# Excerpts from a figure dataset:
....................

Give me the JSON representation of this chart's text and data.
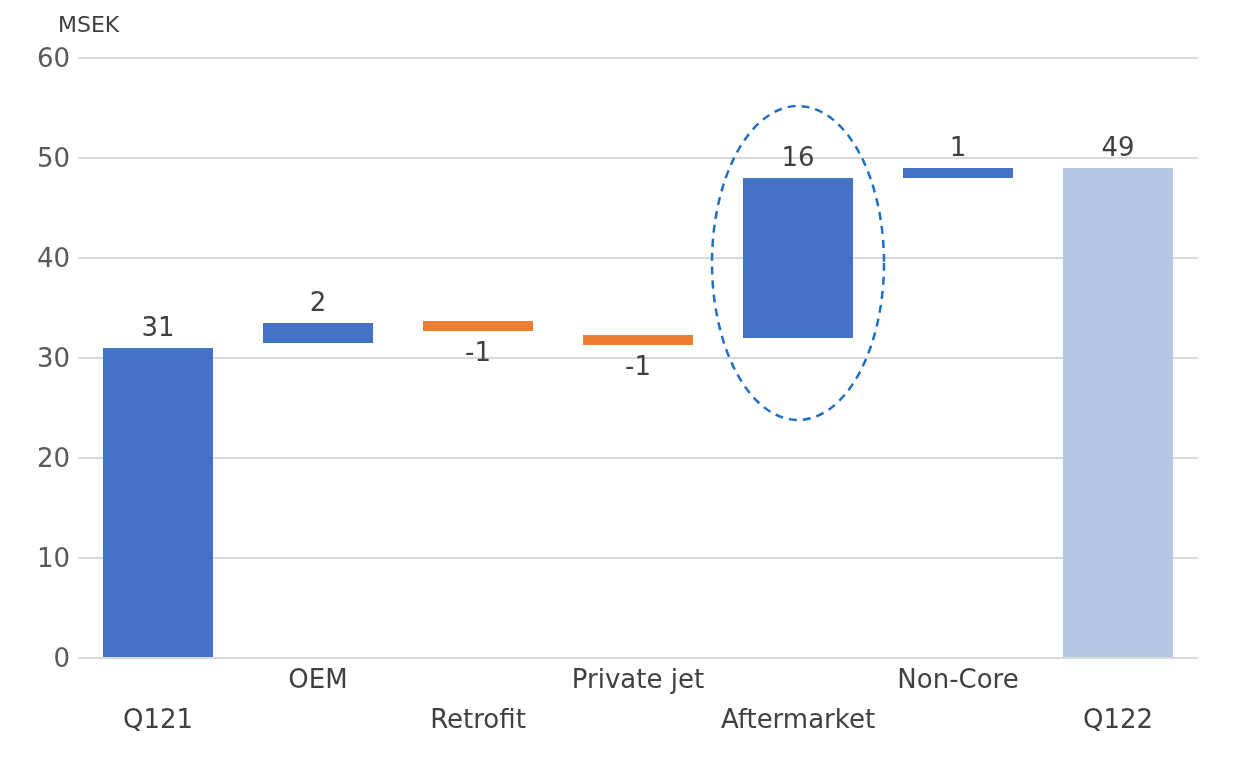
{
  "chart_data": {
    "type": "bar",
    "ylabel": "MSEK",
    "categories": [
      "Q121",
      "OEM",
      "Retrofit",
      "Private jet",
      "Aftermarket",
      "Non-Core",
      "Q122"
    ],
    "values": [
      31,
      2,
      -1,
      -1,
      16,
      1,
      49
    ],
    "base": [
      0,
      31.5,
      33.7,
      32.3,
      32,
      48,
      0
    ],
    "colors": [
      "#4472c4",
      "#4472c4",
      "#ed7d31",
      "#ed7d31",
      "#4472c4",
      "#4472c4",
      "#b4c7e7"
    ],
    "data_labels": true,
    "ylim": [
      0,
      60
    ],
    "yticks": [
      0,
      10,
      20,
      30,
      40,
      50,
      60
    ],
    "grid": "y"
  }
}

....................

# Required task:
Repeat the data in full and exactly. Omit pictures.

# Solved problem:
Give me the JSON representation of this chart's text and data.
{
  "chart_data": {
    "type": "bar",
    "ylabel": "MSEK",
    "categories": [
      "Q121",
      "OEM",
      "Retrofit",
      "Private jet",
      "Aftermarket",
      "Non-Core",
      "Q122"
    ],
    "values": [
      31,
      2,
      -1,
      -1,
      16,
      1,
      49
    ],
    "base": [
      0,
      31.5,
      33.7,
      32.3,
      32,
      48,
      0
    ],
    "colors": [
      "#4472c4",
      "#4472c4",
      "#ed7d31",
      "#ed7d31",
      "#4472c4",
      "#4472c4",
      "#b4c7e7"
    ],
    "data_labels": true,
    "ylim": [
      0,
      60
    ],
    "yticks": [
      0,
      10,
      20,
      30,
      40,
      50,
      60
    ],
    "grid": "y"
  }
}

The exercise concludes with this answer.